● **Set exercise**: Check every line of the material below for the string "хмаронька", and return the ones that have it.

[Begin Material]

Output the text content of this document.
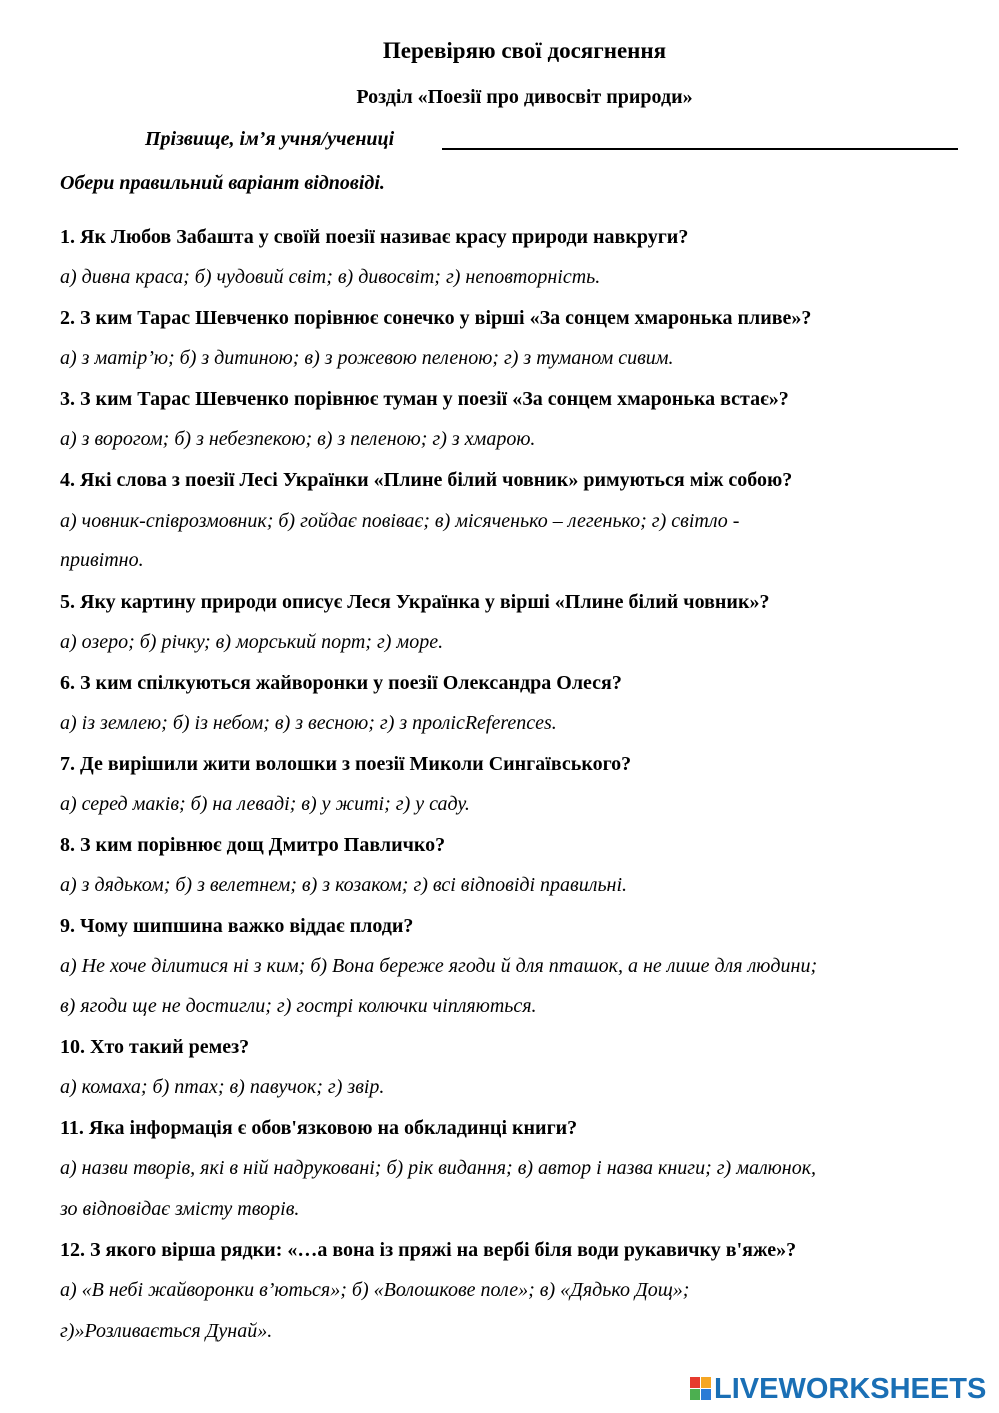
Перевіряю свої досягнення
Розділ «Поезії про дивосвіт природи»
Прізвище, ім’я учня/учениці
Обери правильний варіант відповіді.
1. Як Любов Забашта у своїй поезії називає красу природи навкруги?
а) дивна краса; б) чудовий світ; в) дивосвіт; г) неповторність.
2. З ким Тарас Шевченко порівнює сонечко у вірші «За сонцем хмаронька пливе»?
а) з матір’ю; б) з дитиною; в) з рожевою пеленою; г) з туманом сивим.
3. З ким Тарас Шевченко порівнює туман у поезії «За сонцем хмаронька встає»?
а) з ворогом; б) з небезпекою; в) з пеленою; г) з хмарою.
4. Які слова з поезії Лесі Українки «Плине білий човник» римуються між собою?
а) човник-співрозмовник; б) гойдає повіває; в) місяченько – легенько; г) світло -
привітно.
5. Яку картину природи описує Леся Українка у вірші «Плине білий човник»?
а) озеро; б) річку; в) морський порт; г) море.
6. З ким спілкуються жайворонки у поезії Олександра Олеся?
а) із землею; б) із небом; в) з весною; г) з пролісReferences.
7. Де вирішили жити волошки з поезії Миколи Сингаївського?
а) серед маків; б) на леваді; в) у житі; г) у саду.
8. З ким порівнює дощ Дмитро Павличко?
а) з дядьком; б) з велетнем; в) з козаком; г) всі відповіді правильні.
9. Чому шипшина важко віддає плоди?
а) Не хоче ділитися ні з ким; б) Вона береже ягоди й для пташок, а не лише для людини;
в) ягоди ще не достигли; г) гострі колючки чіпляються.
10. Хто такий ремез?
а) комаха; б) птах; в) павучок; г) звір.
11. Яка інформація є обов'язковою на обкладинці книги?
а) назви творів, які в ній надруковані; б) рік видання; в) автор і назва книги; г) малюнок,
зо відповідає змісту творів.
12. З якого вірша рядки: «…а вона із пряжі на вербі біля води рукавичку в'яже»?
а) «В небі жайворонки в’ються»; б) «Волошкове поле»; в) «Дядько Дощ»;
г)»Розливається Дунай».
LIVEWORKSHEETS
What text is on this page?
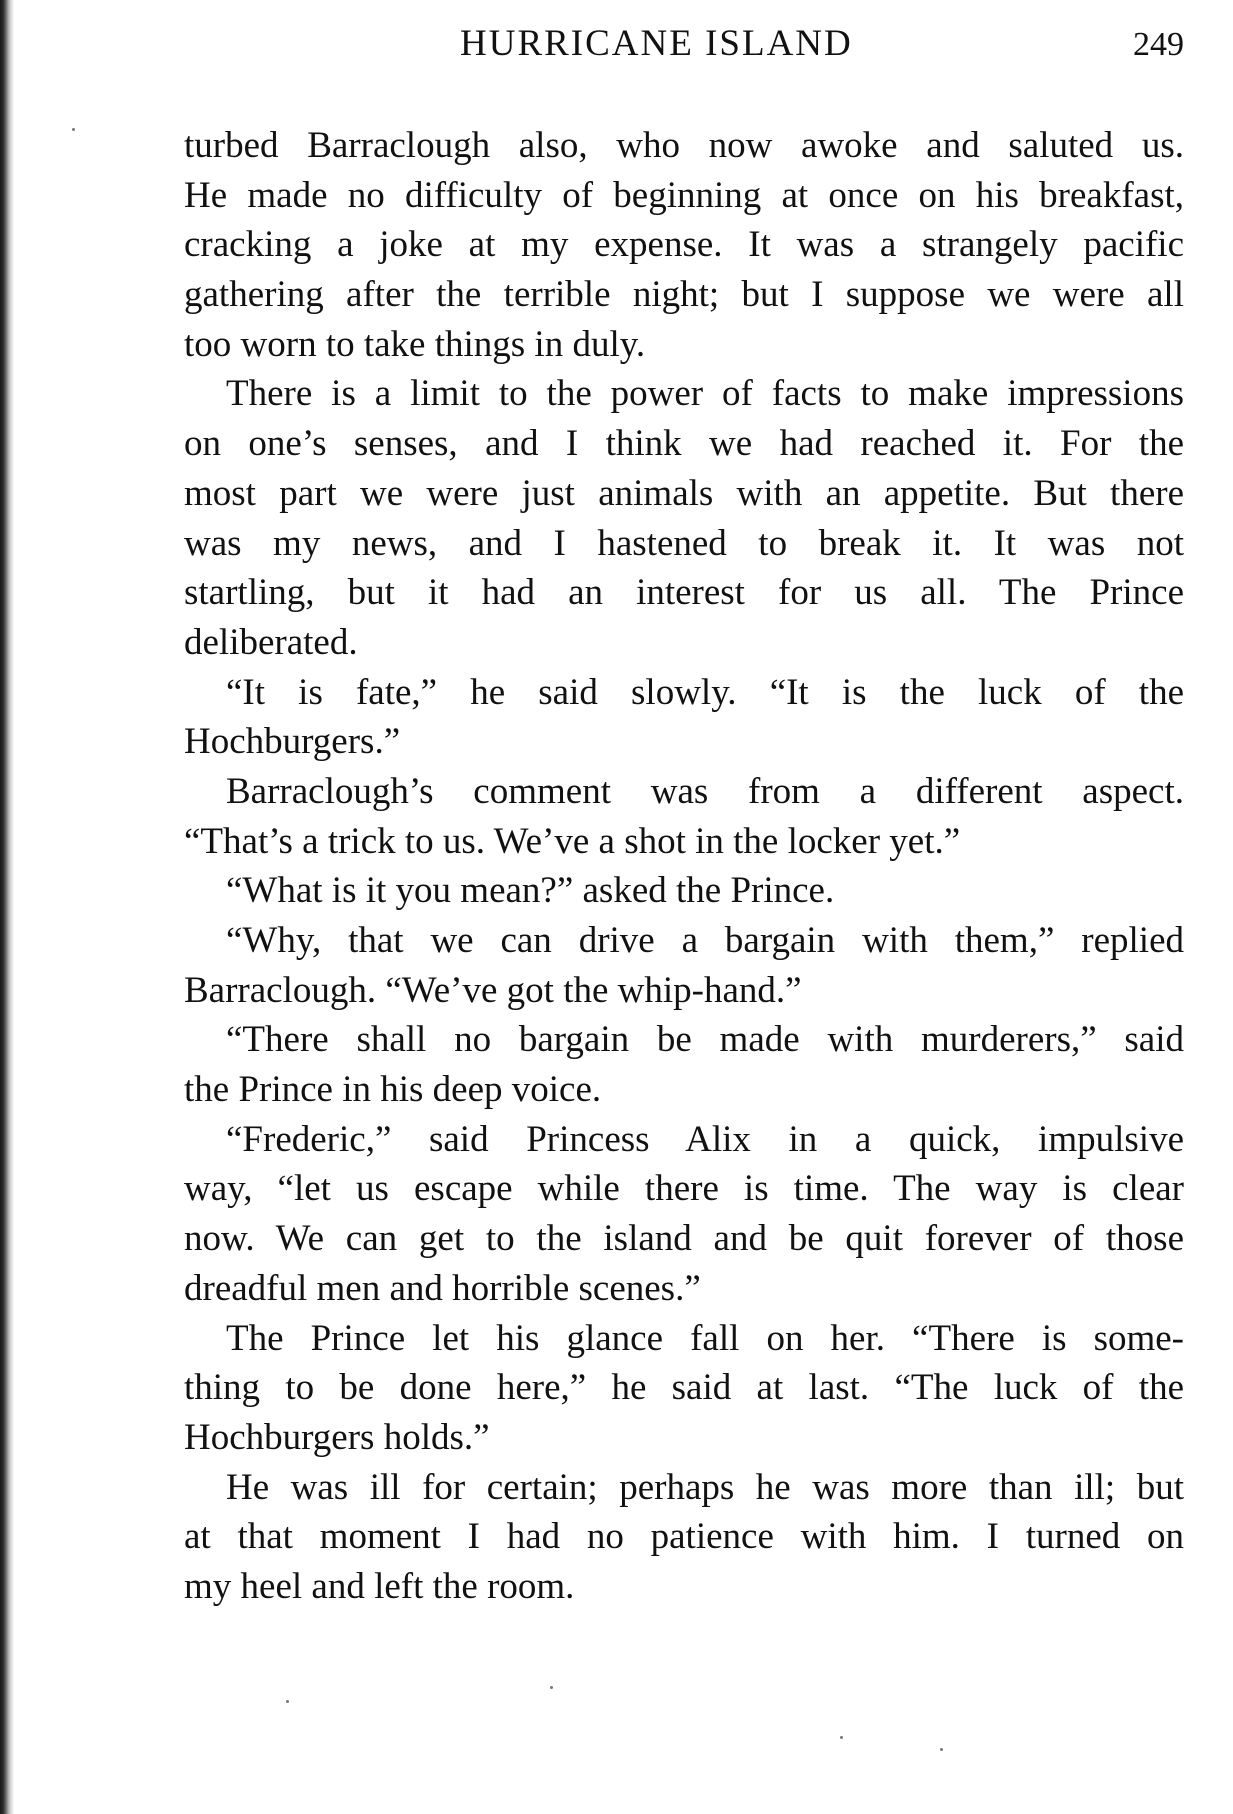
HURRICANE ISLAND	249
turbed Barraclough also, who now awoke and saluted us.
He made no difficulty of beginning at once on his breakfast,
cracking a joke at my expense. It was a strangely pacific
gathering after the terrible night; but I suppose we were all
too worn to take things in duly.
There is a limit to the power of facts to make impressions
on one’s senses, and I think we had reached it. For the
most part we were just animals with an appetite. But there
was my news, and I hastened to break it. It was not
startling, but it had an interest for us all. The Prince
deliberated.
“It is fate,” he said slowly. “It is the luck of the
Hochburgers.”
Barraclough’s comment was from a different aspect.
“That’s a trick to us. We’ve a shot in the locker yet.”
“What is it you mean?” asked the Prince.
“Why, that we can drive a bargain with them,” replied
Barraclough. “We’ve got the whip-hand.”
“There shall no bargain be made with murderers,” said
the Prince in his deep voice.
“Frederic,” said Princess Alix in a quick, impulsive
way, “let us escape while there is time. The way is clear
now. We can get to the island and be quit forever of those
dreadful men and horrible scenes.”
The Prince let his glance fall on her. “There is some-
thing to be done here,” he said at last. “The luck of the
Hochburgers holds.”
He was ill for certain; perhaps he was more than ill; but
at that moment I had no patience with him. I turned on
my heel and left the room.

[End Material]

● **Written answer**:
2. З ким Тарас Шевченко порівнює сонечко у вірші «За сонцем хмаронька пливе»?
3. З ким Тарас Шевченко порівнює туман у поезії «За сонцем хмаронька встає»?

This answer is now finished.